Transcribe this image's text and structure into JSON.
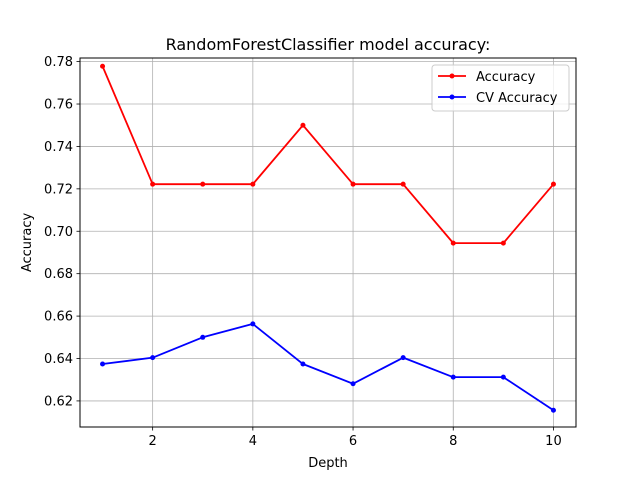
{
  "chart_data": {
    "type": "line",
    "title": "RandomForestClassifier model accuracy:",
    "xlabel": "Depth",
    "ylabel": "Accuracy",
    "x": [
      1,
      2,
      3,
      4,
      5,
      6,
      7,
      8,
      9,
      10
    ],
    "xlim": [
      0.55,
      10.45
    ],
    "ylim": [
      0.6077,
      0.7817
    ],
    "xticks": [
      2,
      4,
      6,
      8,
      10
    ],
    "xtick_labels": [
      "2",
      "4",
      "6",
      "8",
      "10"
    ],
    "yticks": [
      0.62,
      0.64,
      0.66,
      0.68,
      0.7,
      0.72,
      0.74,
      0.76,
      0.78
    ],
    "ytick_labels": [
      "0.62",
      "0.64",
      "0.66",
      "0.68",
      "0.70",
      "0.72",
      "0.74",
      "0.76",
      "0.78"
    ],
    "grid": true,
    "legend_position": "top-right",
    "series": [
      {
        "name": "Accuracy",
        "color": "#ff0000",
        "marker": "dot",
        "values": [
          0.7778,
          0.7222,
          0.7222,
          0.7222,
          0.75,
          0.7222,
          0.7222,
          0.6944,
          0.6944,
          0.7222
        ]
      },
      {
        "name": "CV Accuracy",
        "color": "#0000ff",
        "marker": "dot",
        "values": [
          0.6374,
          0.6404,
          0.65,
          0.6563,
          0.6374,
          0.6281,
          0.6404,
          0.6312,
          0.6312,
          0.6156
        ]
      }
    ]
  }
}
====
● **Work to be completed**:
All of the records above must be copied exactly, except for the pictures.

● **Worked solution**:
Transcribe this image's text and structure into JSON.
{
  "chart_data": {
    "type": "line",
    "title": "RandomForestClassifier model accuracy:",
    "xlabel": "Depth",
    "ylabel": "Accuracy",
    "x": [
      1,
      2,
      3,
      4,
      5,
      6,
      7,
      8,
      9,
      10
    ],
    "xlim": [
      0.55,
      10.45
    ],
    "ylim": [
      0.6077,
      0.7817
    ],
    "xticks": [
      2,
      4,
      6,
      8,
      10
    ],
    "xtick_labels": [
      "2",
      "4",
      "6",
      "8",
      "10"
    ],
    "yticks": [
      0.62,
      0.64,
      0.66,
      0.68,
      0.7,
      0.72,
      0.74,
      0.76,
      0.78
    ],
    "ytick_labels": [
      "0.62",
      "0.64",
      "0.66",
      "0.68",
      "0.70",
      "0.72",
      "0.74",
      "0.76",
      "0.78"
    ],
    "grid": true,
    "legend_position": "top-right",
    "series": [
      {
        "name": "Accuracy",
        "color": "#ff0000",
        "marker": "dot",
        "values": [
          0.7778,
          0.7222,
          0.7222,
          0.7222,
          0.75,
          0.7222,
          0.7222,
          0.6944,
          0.6944,
          0.7222
        ]
      },
      {
        "name": "CV Accuracy",
        "color": "#0000ff",
        "marker": "dot",
        "values": [
          0.6374,
          0.6404,
          0.65,
          0.6563,
          0.6374,
          0.6281,
          0.6404,
          0.6312,
          0.6312,
          0.6156
        ]
      }
    ]
  }
}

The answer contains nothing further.